TASK DIRECTIONS: Each record below must be returned exactly as shown.

### PROVIDED MATERIAL

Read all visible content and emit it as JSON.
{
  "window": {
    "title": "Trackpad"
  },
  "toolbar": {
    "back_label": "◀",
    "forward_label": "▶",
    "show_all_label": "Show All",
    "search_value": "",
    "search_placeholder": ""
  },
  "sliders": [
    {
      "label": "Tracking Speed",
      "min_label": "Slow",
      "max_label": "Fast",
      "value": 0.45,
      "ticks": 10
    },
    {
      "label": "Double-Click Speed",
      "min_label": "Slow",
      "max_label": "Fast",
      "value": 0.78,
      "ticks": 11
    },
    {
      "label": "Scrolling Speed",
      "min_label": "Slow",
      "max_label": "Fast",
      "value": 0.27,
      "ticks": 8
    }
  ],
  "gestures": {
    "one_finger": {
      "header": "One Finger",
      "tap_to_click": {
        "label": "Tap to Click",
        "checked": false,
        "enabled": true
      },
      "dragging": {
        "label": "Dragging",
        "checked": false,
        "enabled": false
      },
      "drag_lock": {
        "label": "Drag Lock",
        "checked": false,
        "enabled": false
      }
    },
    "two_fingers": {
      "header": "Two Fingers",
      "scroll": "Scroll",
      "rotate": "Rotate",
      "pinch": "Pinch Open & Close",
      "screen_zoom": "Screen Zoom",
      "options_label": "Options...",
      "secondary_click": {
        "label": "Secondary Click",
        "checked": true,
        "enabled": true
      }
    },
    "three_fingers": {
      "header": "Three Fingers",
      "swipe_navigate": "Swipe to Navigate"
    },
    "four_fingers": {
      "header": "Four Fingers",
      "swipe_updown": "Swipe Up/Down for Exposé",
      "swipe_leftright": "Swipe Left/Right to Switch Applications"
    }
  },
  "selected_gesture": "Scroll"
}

######

SOLVED EXERCISE:
Read all visible content and emit it as JSON.
{
  "window": {
    "title": "Trackpad"
  },
  "toolbar": {
    "back_label": "◀",
    "forward_label": "▶",
    "show_all_label": "Show All",
    "search_value": "",
    "search_placeholder": ""
  },
  "sliders": [
    {
      "label": "Tracking Speed",
      "min_label": "Slow",
      "max_label": "Fast",
      "value": 0.45,
      "ticks": 10
    },
    {
      "label": "Double-Click Speed",
      "min_label": "Slow",
      "max_label": "Fast",
      "value": 0.78,
      "ticks": 11
    },
    {
      "label": "Scrolling Speed",
      "min_label": "Slow",
      "max_label": "Fast",
      "value": 0.27,
      "ticks": 8
    }
  ],
  "gestures": {
    "one_finger": {
      "header": "One Finger",
      "tap_to_click": {
        "label": "Tap to Click",
        "checked": false,
        "enabled": true
      },
      "dragging": {
        "label": "Dragging",
        "checked": false,
        "enabled": false
      },
      "drag_lock": {
        "label": "Drag Lock",
        "checked": false,
        "enabled": false
      }
    },
    "two_fingers": {
      "header": "Two Fingers",
      "scroll": "Scroll",
      "rotate": "Rotate",
      "pinch": "Pinch Open & Close",
      "screen_zoom": "Screen Zoom",
      "options_label": "Options...",
      "secondary_click": {
        "label": "Secondary Click",
        "checked": true,
        "enabled": true
      }
    },
    "three_fingers": {
      "header": "Three Fingers",
      "swipe_navigate": "Swipe to Navigate"
    },
    "four_fingers": {
      "header": "Four Fingers",
      "swipe_updown": "Swipe Up/Down for Exposé",
      "swipe_leftright": "Swipe Left/Right to Switch Applications"
    }
  },
  "selected_gesture": "Scroll"
}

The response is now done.